TASK STATEMENT:
Pick out all lines with the word "elipsoide" from the records that follow.

(Items from a figure collection)
-------------------------

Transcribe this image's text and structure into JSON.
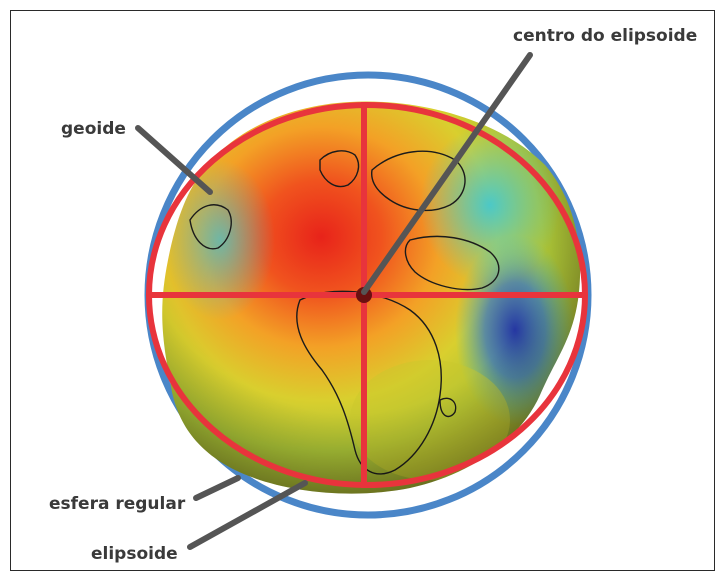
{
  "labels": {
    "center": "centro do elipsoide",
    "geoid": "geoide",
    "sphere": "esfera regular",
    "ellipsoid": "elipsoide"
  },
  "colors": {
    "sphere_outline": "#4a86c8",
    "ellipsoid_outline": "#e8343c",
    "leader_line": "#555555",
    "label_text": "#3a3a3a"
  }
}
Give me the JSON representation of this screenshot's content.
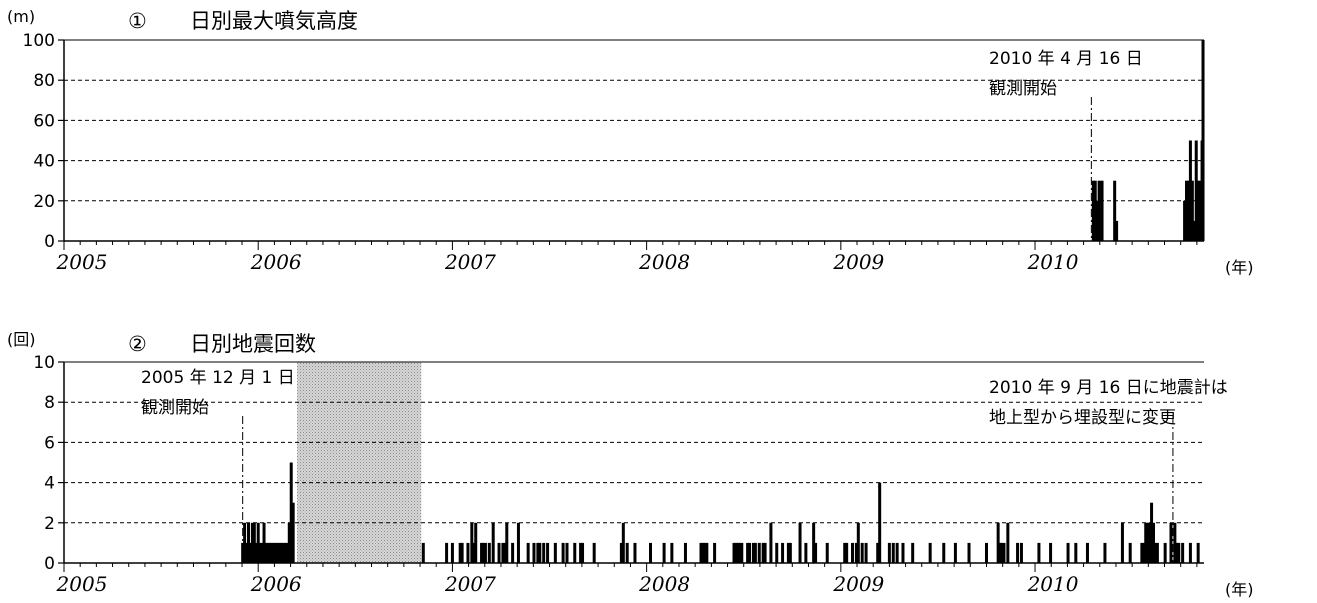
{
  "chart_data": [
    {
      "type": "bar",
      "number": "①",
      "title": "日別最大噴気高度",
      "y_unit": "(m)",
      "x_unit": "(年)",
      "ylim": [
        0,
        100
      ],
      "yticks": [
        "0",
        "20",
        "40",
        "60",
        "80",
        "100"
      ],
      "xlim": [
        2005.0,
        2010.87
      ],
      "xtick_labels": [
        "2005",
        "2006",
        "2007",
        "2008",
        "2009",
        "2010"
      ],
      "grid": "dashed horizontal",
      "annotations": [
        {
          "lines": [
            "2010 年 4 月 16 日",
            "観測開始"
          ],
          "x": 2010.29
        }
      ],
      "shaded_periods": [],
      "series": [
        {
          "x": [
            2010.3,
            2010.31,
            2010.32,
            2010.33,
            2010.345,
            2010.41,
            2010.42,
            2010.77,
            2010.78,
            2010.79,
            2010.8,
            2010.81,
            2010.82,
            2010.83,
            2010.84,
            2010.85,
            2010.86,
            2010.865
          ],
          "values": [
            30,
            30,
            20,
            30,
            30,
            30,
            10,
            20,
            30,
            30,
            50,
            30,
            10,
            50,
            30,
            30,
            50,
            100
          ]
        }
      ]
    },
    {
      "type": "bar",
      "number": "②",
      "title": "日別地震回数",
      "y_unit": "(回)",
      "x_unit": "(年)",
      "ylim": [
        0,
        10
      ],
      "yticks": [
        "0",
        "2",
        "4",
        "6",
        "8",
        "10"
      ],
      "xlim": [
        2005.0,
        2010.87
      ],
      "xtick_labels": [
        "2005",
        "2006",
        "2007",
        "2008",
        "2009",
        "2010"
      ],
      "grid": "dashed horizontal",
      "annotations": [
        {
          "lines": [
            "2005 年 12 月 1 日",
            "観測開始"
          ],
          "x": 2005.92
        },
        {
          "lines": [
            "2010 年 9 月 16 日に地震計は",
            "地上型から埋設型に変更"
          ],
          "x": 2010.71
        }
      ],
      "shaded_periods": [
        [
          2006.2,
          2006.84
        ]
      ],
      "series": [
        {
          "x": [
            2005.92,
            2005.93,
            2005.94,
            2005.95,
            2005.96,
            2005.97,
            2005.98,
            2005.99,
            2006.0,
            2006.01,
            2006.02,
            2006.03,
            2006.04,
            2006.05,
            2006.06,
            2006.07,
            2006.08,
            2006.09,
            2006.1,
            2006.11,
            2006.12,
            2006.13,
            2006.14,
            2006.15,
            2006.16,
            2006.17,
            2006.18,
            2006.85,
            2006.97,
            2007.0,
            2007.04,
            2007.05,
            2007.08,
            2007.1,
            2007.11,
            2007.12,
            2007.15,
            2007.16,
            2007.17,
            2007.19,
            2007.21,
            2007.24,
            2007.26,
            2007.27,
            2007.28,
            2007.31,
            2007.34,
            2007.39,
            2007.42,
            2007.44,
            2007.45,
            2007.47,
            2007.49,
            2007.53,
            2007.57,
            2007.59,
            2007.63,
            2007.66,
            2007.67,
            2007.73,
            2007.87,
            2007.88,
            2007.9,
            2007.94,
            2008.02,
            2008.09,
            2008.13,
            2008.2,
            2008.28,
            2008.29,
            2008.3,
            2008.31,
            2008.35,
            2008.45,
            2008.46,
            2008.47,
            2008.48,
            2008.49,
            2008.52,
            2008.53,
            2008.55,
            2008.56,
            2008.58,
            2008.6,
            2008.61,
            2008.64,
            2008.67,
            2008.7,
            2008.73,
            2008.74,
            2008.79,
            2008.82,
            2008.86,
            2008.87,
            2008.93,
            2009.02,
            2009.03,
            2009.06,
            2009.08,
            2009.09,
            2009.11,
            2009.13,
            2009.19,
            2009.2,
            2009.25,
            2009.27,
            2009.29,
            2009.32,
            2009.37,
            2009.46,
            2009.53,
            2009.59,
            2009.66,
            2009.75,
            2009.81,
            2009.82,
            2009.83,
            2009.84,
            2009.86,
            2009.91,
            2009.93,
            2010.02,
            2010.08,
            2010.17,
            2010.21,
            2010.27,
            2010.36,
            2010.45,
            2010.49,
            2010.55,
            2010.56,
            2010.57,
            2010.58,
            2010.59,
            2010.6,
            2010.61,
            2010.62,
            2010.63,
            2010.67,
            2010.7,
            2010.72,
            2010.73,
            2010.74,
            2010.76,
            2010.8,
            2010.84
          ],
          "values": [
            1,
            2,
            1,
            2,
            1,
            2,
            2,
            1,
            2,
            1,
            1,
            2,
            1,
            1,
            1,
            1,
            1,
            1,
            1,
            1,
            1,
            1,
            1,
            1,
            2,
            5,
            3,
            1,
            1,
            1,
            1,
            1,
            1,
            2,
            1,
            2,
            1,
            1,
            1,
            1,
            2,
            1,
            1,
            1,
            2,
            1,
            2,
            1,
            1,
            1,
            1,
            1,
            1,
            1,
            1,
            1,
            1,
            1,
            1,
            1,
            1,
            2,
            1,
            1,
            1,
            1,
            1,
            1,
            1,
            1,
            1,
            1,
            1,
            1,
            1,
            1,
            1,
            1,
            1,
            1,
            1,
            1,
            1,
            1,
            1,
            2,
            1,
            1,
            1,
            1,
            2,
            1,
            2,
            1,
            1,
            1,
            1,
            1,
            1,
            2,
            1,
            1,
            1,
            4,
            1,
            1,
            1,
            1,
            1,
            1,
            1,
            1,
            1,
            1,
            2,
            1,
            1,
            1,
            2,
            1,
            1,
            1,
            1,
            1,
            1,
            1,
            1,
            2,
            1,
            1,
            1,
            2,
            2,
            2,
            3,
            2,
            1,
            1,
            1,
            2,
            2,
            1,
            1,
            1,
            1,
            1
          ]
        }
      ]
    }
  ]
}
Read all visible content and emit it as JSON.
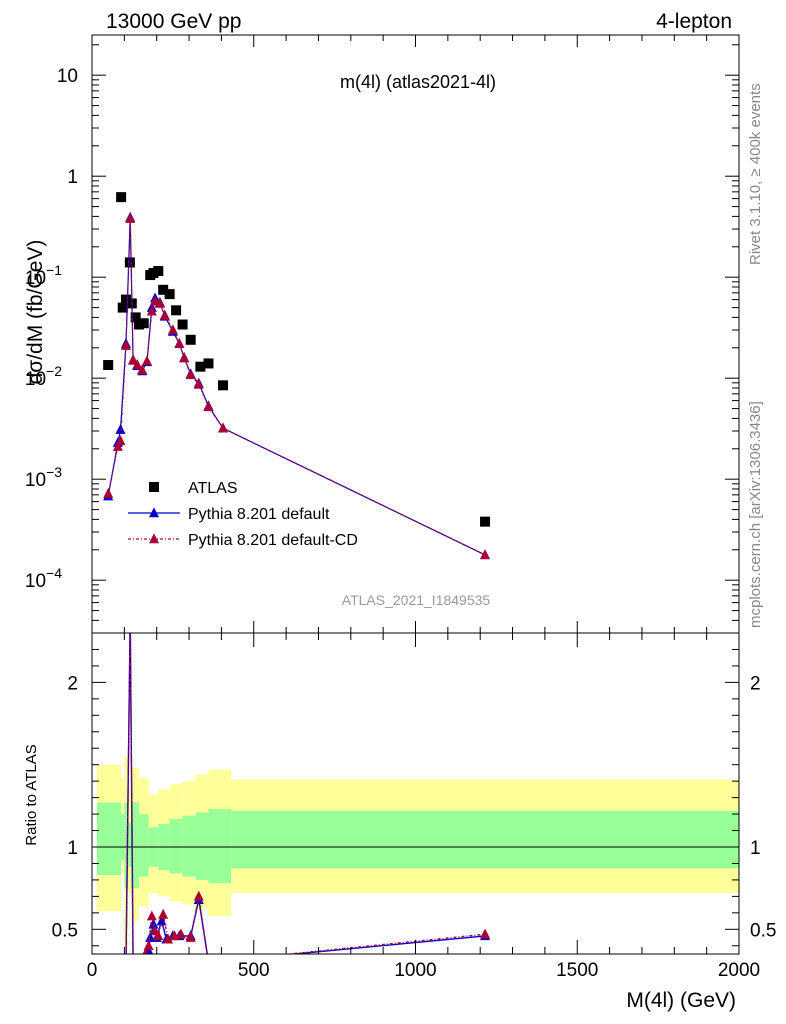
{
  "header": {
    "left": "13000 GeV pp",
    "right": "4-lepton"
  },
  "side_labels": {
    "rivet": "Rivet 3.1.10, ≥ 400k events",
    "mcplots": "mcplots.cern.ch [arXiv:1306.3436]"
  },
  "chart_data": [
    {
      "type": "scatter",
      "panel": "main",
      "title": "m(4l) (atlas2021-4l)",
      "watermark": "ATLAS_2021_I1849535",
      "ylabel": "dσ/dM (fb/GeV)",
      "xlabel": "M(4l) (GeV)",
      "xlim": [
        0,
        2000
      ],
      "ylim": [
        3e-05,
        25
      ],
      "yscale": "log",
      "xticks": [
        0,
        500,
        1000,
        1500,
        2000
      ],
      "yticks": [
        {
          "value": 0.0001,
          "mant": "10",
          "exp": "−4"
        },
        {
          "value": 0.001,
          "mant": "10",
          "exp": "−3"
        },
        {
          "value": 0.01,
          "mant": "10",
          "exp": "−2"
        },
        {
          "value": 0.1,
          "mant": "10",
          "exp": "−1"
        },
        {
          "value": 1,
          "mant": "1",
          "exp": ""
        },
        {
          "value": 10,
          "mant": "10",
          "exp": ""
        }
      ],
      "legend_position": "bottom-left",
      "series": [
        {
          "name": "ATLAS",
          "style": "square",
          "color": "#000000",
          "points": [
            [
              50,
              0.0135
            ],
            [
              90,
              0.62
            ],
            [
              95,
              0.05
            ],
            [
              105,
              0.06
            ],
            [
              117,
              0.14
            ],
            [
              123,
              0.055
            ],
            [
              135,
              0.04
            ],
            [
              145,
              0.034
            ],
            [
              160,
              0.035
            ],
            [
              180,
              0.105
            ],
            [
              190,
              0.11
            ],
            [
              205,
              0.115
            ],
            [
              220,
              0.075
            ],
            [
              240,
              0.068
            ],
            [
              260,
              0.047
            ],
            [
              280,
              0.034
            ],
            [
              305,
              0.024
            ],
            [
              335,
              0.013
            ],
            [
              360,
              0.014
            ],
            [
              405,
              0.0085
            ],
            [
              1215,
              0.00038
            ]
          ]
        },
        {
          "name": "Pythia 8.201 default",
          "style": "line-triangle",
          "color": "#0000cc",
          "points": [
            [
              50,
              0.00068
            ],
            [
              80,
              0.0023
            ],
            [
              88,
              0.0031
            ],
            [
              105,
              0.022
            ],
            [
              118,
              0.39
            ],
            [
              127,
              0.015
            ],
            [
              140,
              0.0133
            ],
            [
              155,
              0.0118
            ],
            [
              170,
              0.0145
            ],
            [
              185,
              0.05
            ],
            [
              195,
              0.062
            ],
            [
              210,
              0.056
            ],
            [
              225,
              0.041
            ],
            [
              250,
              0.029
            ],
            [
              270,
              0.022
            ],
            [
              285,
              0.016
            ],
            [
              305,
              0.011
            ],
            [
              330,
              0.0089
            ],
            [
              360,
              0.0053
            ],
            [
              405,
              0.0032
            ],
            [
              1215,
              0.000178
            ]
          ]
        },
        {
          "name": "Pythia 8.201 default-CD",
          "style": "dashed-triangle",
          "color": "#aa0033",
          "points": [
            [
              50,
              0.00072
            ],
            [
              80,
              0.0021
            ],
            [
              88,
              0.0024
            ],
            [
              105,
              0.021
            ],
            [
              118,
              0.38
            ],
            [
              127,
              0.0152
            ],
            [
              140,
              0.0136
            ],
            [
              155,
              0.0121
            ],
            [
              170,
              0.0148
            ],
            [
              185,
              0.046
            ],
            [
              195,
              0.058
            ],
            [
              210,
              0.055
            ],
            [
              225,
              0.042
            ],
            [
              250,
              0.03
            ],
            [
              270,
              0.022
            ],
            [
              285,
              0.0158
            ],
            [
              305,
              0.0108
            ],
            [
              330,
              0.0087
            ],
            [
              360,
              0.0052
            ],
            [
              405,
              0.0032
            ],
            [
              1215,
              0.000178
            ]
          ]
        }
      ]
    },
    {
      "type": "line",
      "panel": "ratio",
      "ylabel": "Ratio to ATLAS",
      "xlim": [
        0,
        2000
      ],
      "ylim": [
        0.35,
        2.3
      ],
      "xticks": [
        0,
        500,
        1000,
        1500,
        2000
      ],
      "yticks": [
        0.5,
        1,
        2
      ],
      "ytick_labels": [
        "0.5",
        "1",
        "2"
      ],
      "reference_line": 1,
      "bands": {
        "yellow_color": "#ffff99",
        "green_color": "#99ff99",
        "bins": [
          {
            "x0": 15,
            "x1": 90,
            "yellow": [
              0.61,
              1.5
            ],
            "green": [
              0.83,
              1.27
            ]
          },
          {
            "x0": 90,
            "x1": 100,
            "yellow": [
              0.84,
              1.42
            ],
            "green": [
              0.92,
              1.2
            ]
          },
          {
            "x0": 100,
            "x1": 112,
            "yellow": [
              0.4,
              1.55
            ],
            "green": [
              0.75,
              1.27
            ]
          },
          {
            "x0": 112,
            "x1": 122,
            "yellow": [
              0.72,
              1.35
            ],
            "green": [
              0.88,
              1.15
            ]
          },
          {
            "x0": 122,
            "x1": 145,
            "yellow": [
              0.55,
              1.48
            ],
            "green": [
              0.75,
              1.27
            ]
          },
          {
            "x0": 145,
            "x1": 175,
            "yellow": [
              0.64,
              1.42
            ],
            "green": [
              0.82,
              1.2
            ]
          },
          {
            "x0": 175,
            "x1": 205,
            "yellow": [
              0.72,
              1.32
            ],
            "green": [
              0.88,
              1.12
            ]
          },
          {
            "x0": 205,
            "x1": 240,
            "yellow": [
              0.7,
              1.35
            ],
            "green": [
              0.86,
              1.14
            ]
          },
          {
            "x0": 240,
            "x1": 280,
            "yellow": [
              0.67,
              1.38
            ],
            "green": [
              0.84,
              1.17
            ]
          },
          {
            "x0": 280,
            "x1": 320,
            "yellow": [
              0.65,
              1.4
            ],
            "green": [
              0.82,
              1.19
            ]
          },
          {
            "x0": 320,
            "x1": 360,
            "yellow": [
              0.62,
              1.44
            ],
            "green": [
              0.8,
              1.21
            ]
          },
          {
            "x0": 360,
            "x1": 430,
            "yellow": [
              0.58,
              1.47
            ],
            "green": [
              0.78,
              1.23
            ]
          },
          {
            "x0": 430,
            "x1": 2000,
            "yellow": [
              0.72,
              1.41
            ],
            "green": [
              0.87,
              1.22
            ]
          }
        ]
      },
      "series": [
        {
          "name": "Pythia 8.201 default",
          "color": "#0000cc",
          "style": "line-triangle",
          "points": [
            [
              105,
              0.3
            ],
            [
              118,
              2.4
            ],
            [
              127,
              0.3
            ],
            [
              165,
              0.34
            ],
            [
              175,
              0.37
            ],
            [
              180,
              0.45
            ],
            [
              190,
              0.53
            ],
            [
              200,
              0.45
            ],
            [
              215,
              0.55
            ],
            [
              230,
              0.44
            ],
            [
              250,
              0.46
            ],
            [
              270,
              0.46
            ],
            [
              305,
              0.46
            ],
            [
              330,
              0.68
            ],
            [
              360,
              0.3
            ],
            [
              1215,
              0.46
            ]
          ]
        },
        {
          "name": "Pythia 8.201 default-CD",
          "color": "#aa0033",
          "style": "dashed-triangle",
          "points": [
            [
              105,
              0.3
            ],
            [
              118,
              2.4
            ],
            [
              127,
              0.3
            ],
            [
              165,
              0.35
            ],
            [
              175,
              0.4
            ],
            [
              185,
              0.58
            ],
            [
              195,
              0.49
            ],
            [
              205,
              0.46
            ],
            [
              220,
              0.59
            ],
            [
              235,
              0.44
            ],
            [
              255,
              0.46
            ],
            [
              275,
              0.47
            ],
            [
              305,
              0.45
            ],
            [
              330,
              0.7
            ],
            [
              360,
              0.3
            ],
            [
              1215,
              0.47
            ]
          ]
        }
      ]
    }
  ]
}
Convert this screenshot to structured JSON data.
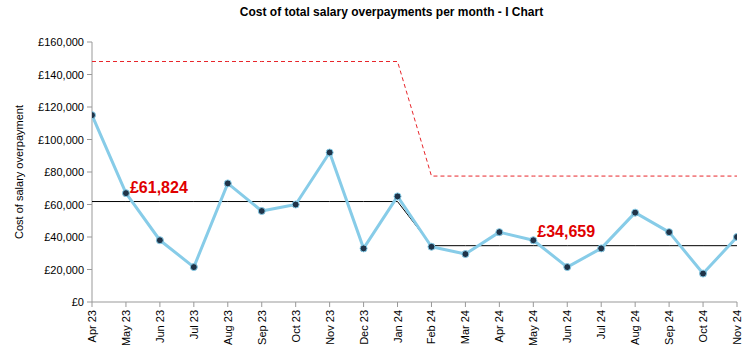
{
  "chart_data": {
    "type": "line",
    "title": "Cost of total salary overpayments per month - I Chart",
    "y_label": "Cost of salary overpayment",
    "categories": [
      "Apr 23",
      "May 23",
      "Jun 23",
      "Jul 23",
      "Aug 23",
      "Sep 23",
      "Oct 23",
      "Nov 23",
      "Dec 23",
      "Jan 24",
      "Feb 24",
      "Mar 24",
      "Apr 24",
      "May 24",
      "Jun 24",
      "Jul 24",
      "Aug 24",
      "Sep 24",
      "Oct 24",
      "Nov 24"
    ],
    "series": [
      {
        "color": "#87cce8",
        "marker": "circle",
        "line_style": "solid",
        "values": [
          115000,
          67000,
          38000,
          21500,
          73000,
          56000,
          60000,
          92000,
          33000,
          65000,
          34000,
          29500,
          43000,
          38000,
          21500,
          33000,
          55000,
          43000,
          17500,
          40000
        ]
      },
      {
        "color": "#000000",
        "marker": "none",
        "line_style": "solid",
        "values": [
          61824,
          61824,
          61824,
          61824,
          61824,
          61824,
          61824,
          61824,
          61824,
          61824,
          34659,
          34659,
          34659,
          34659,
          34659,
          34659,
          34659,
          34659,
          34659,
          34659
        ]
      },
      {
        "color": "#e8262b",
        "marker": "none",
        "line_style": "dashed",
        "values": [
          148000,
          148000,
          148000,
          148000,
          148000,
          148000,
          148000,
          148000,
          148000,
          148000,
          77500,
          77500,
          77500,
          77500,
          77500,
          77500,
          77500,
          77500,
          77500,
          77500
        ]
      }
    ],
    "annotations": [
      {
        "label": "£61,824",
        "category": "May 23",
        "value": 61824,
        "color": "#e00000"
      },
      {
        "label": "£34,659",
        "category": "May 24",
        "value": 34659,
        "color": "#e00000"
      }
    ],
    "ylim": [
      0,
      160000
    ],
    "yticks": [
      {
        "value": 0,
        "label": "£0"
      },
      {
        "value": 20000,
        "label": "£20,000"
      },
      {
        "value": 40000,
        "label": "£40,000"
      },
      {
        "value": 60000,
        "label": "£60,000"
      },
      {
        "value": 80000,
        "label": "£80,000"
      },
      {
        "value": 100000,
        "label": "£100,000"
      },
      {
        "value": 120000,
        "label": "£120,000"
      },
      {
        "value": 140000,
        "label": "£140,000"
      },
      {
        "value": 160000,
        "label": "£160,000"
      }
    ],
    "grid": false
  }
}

-------------------------

WRITTEN SOLUTION:
    "center": "centro do elipsoide",
    "ellipsoid": "elipsoide"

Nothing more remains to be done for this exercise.